**TASK DESCRIPTION**
Type the records out again in full, exactly.

## Begin MATERIAL

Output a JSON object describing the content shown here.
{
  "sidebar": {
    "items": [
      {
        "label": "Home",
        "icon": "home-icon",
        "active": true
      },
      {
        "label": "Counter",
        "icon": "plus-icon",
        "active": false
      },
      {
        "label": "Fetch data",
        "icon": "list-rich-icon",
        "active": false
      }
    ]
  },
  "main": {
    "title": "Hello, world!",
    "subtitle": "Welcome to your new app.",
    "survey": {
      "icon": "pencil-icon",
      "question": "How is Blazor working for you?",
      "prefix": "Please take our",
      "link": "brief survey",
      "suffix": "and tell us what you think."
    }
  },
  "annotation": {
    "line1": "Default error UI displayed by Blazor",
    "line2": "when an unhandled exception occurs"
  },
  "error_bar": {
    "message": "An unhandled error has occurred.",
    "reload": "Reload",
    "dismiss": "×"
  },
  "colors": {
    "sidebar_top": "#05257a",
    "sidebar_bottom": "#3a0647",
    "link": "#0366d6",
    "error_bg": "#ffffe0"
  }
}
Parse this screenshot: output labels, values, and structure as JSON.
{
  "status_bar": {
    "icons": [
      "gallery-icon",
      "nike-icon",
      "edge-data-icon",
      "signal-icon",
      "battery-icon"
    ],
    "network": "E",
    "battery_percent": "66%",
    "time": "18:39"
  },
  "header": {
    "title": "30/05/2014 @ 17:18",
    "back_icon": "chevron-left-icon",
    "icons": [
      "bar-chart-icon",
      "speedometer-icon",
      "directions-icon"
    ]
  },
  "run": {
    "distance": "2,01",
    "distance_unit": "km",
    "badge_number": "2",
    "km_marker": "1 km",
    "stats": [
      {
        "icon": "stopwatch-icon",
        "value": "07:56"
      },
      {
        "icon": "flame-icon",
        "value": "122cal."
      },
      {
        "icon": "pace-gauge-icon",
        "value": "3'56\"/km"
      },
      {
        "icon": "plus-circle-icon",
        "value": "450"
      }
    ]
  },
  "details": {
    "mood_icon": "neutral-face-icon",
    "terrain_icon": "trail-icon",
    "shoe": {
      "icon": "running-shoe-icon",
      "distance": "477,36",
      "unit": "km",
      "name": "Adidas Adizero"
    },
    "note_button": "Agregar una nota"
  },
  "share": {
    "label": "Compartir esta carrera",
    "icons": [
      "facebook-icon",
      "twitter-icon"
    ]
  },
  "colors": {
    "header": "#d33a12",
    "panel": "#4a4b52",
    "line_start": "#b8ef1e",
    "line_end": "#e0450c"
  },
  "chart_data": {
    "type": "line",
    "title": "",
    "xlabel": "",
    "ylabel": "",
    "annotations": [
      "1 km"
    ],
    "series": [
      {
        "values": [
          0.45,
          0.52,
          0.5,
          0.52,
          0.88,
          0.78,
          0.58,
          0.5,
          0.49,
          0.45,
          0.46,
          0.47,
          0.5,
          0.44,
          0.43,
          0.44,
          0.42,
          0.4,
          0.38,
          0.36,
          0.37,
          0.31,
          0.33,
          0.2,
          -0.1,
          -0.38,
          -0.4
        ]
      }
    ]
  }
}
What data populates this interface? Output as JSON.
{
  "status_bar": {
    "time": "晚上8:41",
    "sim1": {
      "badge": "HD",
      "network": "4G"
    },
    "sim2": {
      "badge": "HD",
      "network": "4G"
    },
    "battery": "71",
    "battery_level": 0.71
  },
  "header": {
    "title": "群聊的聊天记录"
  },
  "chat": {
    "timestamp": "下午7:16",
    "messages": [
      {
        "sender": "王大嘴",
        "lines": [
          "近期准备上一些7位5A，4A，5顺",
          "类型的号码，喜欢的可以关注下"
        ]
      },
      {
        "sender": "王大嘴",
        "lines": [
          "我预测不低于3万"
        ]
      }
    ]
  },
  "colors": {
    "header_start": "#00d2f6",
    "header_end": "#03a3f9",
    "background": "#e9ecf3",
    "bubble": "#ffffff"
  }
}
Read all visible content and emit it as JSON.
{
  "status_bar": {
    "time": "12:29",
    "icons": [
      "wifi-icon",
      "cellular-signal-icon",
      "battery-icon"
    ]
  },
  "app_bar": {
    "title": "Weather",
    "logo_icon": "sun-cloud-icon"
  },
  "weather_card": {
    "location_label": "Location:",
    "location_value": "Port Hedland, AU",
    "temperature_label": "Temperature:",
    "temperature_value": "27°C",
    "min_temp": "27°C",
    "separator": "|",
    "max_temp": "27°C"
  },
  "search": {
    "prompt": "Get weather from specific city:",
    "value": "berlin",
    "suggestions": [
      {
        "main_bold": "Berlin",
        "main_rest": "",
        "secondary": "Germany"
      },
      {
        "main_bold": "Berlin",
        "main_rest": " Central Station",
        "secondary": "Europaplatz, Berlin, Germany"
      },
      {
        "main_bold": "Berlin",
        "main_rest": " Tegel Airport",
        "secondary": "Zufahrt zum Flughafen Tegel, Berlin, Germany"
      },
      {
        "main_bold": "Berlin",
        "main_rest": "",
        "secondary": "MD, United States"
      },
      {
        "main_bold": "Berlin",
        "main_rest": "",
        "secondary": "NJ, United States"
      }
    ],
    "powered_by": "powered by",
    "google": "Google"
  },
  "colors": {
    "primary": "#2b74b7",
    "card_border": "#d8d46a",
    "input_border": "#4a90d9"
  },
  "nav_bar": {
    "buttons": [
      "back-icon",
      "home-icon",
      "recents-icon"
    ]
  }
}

## End MATERIAL

**RESPONSE TO THIS EXERCISE**
Output a JSON object describing the content shown here.
{
  "sidebar": {
    "items": [
      {
        "label": "Home",
        "icon": "home-icon",
        "active": true
      },
      {
        "label": "Counter",
        "icon": "plus-icon",
        "active": false
      },
      {
        "label": "Fetch data",
        "icon": "list-rich-icon",
        "active": false
      }
    ]
  },
  "main": {
    "title": "Hello, world!",
    "subtitle": "Welcome to your new app.",
    "survey": {
      "icon": "pencil-icon",
      "question": "How is Blazor working for you?",
      "prefix": "Please take our",
      "link": "brief survey",
      "suffix": "and tell us what you think."
    }
  },
  "annotation": {
    "line1": "Default error UI displayed by Blazor",
    "line2": "when an unhandled exception occurs"
  },
  "error_bar": {
    "message": "An unhandled error has occurred.",
    "reload": "Reload",
    "dismiss": "×"
  },
  "colors": {
    "sidebar_top": "#05257a",
    "sidebar_bottom": "#3a0647",
    "link": "#0366d6",
    "error_bg": "#ffffe0"
  }
}
Parse this screenshot: output labels, values, and structure as JSON.
{
  "status_bar": {
    "icons": [
      "gallery-icon",
      "nike-icon",
      "edge-data-icon",
      "signal-icon",
      "battery-icon"
    ],
    "network": "E",
    "battery_percent": "66%",
    "time": "18:39"
  },
  "header": {
    "title": "30/05/2014 @ 17:18",
    "back_icon": "chevron-left-icon",
    "icons": [
      "bar-chart-icon",
      "speedometer-icon",
      "directions-icon"
    ]
  },
  "run": {
    "distance": "2,01",
    "distance_unit": "km",
    "badge_number": "2",
    "km_marker": "1 km",
    "stats": [
      {
        "icon": "stopwatch-icon",
        "value": "07:56"
      },
      {
        "icon": "flame-icon",
        "value": "122cal."
      },
      {
        "icon": "pace-gauge-icon",
        "value": "3'56\"/km"
      },
      {
        "icon": "plus-circle-icon",
        "value": "450"
      }
    ]
  },
  "details": {
    "mood_icon": "neutral-face-icon",
    "terrain_icon": "trail-icon",
    "shoe": {
      "icon": "running-shoe-icon",
      "distance": "477,36",
      "unit": "km",
      "name": "Adidas Adizero"
    },
    "note_button": "Agregar una nota"
  },
  "share": {
    "label": "Compartir esta carrera",
    "icons": [
      "facebook-icon",
      "twitter-icon"
    ]
  },
  "colors": {
    "header": "#d33a12",
    "panel": "#4a4b52",
    "line_start": "#b8ef1e",
    "line_end": "#e0450c"
  },
  "chart_data": {
    "type": "line",
    "title": "",
    "xlabel": "",
    "ylabel": "",
    "annotations": [
      "1 km"
    ],
    "series": [
      {
        "values": [
          0.45,
          0.52,
          0.5,
          0.52,
          0.88,
          0.78,
          0.58,
          0.5,
          0.49,
          0.45,
          0.46,
          0.47,
          0.5,
          0.44,
          0.43,
          0.44,
          0.42,
          0.4,
          0.38,
          0.36,
          0.37,
          0.31,
          0.33,
          0.2,
          -0.1,
          -0.38,
          -0.4
        ]
      }
    ]
  }
}
What data populates this interface? Output as JSON.
{
  "status_bar": {
    "time": "晚上8:41",
    "sim1": {
      "badge": "HD",
      "network": "4G"
    },
    "sim2": {
      "badge": "HD",
      "network": "4G"
    },
    "battery": "71",
    "battery_level": 0.71
  },
  "header": {
    "title": "群聊的聊天记录"
  },
  "chat": {
    "timestamp": "下午7:16",
    "messages": [
      {
        "sender": "王大嘴",
        "lines": [
          "近期准备上一些7位5A，4A，5顺",
          "类型的号码，喜欢的可以关注下"
        ]
      },
      {
        "sender": "王大嘴",
        "lines": [
          "我预测不低于3万"
        ]
      }
    ]
  },
  "colors": {
    "header_start": "#00d2f6",
    "header_end": "#03a3f9",
    "background": "#e9ecf3",
    "bubble": "#ffffff"
  }
}
Read all visible content and emit it as JSON.
{
  "status_bar": {
    "time": "12:29",
    "icons": [
      "wifi-icon",
      "cellular-signal-icon",
      "battery-icon"
    ]
  },
  "app_bar": {
    "title": "Weather",
    "logo_icon": "sun-cloud-icon"
  },
  "weather_card": {
    "location_label": "Location:",
    "location_value": "Port Hedland, AU",
    "temperature_label": "Temperature:",
    "temperature_value": "27°C",
    "min_temp": "27°C",
    "separator": "|",
    "max_temp": "27°C"
  },
  "search": {
    "prompt": "Get weather from specific city:",
    "value": "berlin",
    "suggestions": [
      {
        "main_bold": "Berlin",
        "main_rest": "",
        "secondary": "Germany"
      },
      {
        "main_bold": "Berlin",
        "main_rest": " Central Station",
        "secondary": "Europaplatz, Berlin, Germany"
      },
      {
        "main_bold": "Berlin",
        "main_rest": " Tegel Airport",
        "secondary": "Zufahrt zum Flughafen Tegel, Berlin, Germany"
      },
      {
        "main_bold": "Berlin",
        "main_rest": "",
        "secondary": "MD, United States"
      },
      {
        "main_bold": "Berlin",
        "main_rest": "",
        "secondary": "NJ, United States"
      }
    ],
    "powered_by": "powered by",
    "google": "Google"
  },
  "colors": {
    "primary": "#2b74b7",
    "card_border": "#d8d46a",
    "input_border": "#4a90d9"
  },
  "nav_bar": {
    "buttons": [
      "back-icon",
      "home-icon",
      "recents-icon"
    ]
  }
}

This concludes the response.